**TASK**
Collect all lines from the records below that include the word "does".

**DATA FOR THIS TASK**
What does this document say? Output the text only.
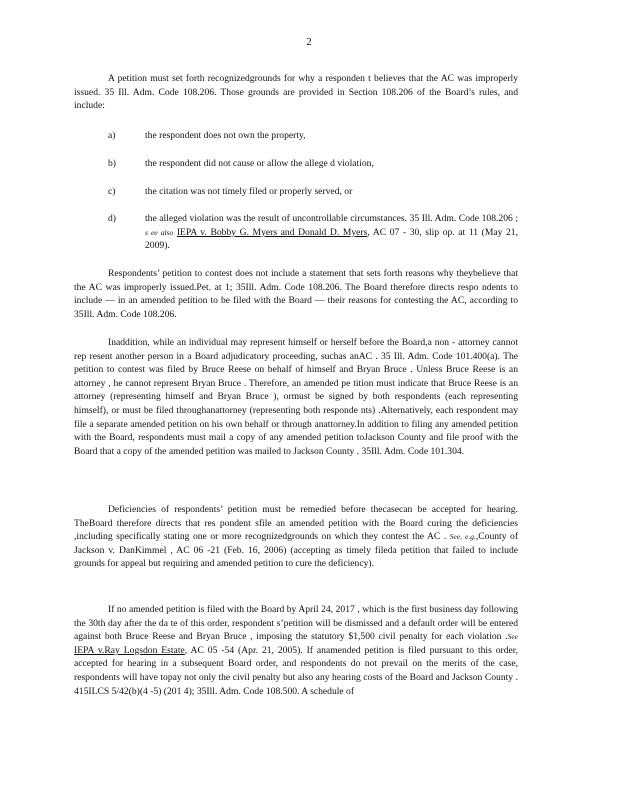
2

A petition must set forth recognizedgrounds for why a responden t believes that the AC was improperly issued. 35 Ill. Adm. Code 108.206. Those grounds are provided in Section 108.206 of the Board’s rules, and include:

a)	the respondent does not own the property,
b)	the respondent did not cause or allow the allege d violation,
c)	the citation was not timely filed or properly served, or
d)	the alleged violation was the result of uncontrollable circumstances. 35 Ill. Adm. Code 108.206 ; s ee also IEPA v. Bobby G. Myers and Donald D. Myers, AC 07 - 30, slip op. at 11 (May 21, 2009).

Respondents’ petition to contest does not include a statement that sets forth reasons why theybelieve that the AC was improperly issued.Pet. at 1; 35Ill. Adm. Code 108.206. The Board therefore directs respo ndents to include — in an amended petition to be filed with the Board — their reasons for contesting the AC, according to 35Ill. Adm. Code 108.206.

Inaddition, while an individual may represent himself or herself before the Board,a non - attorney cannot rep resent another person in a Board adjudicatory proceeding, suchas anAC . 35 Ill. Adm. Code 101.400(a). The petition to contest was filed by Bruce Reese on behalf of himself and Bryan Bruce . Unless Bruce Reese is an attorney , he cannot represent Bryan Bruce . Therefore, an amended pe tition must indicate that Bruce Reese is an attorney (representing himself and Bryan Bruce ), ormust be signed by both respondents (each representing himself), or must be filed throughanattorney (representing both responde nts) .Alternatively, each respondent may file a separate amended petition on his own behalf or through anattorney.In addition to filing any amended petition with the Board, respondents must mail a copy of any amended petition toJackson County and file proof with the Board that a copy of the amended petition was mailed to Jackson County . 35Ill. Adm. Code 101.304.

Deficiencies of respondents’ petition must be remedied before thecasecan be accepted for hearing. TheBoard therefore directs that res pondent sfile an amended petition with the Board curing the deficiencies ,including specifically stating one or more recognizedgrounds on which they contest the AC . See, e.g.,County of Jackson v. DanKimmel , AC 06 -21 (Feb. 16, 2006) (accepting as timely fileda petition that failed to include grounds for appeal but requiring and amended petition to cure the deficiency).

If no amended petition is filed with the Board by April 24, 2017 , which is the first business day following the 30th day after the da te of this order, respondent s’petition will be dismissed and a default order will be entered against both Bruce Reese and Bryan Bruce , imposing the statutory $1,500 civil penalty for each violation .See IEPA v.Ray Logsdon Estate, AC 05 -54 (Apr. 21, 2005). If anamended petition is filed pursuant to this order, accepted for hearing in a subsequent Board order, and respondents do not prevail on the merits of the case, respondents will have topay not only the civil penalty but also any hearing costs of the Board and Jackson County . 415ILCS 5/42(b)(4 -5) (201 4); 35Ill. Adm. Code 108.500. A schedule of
* * *
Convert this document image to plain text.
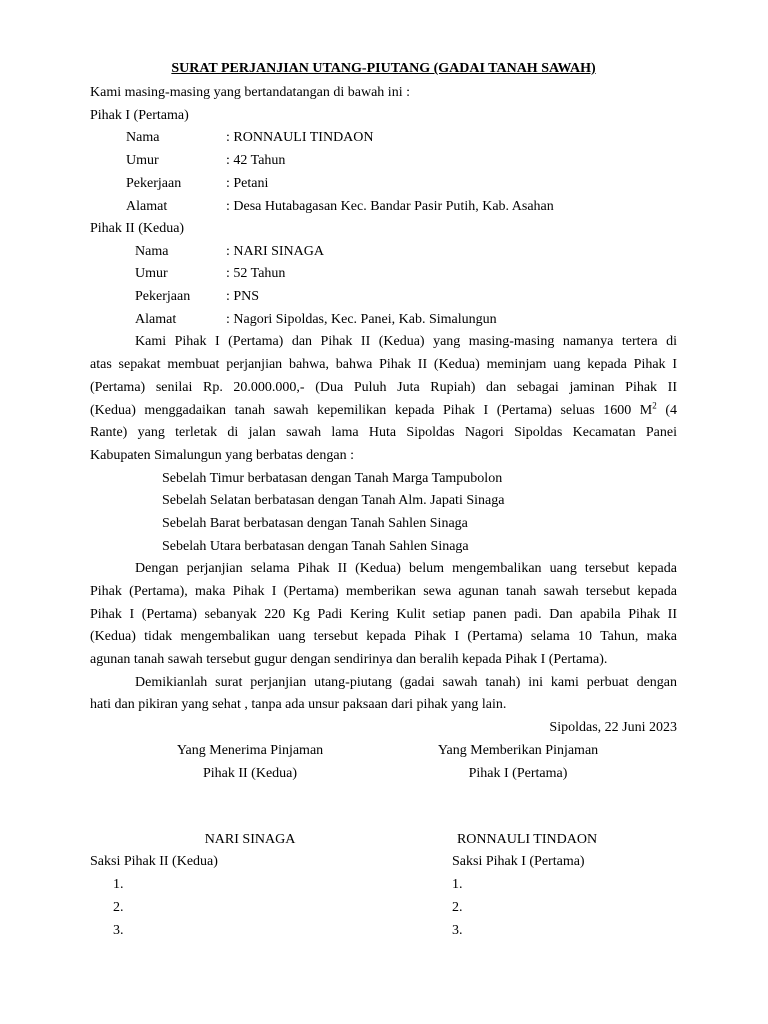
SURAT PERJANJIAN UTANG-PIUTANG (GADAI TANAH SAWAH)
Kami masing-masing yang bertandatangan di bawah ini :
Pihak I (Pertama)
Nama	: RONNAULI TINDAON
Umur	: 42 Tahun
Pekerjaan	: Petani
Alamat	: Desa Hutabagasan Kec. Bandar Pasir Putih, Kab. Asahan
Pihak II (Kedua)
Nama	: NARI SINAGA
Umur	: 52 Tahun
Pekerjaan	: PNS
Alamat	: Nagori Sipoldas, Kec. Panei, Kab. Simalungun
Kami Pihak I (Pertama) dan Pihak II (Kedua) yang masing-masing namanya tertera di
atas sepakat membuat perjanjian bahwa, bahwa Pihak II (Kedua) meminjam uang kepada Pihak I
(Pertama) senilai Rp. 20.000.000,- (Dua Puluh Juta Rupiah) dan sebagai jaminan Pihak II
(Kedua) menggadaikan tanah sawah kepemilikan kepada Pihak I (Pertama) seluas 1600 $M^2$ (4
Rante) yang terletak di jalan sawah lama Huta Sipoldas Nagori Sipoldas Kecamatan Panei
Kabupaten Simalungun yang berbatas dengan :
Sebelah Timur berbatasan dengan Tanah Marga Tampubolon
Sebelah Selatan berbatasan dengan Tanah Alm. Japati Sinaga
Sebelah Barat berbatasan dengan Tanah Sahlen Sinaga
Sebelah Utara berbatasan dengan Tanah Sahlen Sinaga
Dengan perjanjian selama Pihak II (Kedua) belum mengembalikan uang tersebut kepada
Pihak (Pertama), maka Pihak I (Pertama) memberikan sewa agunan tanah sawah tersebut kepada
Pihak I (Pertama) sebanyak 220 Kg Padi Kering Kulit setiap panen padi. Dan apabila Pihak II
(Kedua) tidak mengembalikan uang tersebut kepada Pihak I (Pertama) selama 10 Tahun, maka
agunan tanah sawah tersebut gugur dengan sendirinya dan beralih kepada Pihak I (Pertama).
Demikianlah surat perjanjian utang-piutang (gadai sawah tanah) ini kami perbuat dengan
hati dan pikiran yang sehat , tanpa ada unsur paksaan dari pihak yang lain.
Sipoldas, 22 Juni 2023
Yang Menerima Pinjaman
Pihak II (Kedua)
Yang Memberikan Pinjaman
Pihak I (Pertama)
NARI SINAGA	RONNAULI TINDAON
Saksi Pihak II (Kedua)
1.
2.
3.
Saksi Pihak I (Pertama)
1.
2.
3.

**OUTPUT FOR THIS EXERCISE**
What does this document say? Output the text only.
a)	the respondent does not own the property,
Respondents’ petition to contest does not include a statement that sets forth reasons why theybelieve that the AC was improperly issued.Pet. at 1; 35Ill. Adm. Code 108.206. The Board therefore directs respo ndents to include — in an amended petition to be filed with the Board — their reasons for contesting the AC, according to 35Ill. Adm. Code 108.206.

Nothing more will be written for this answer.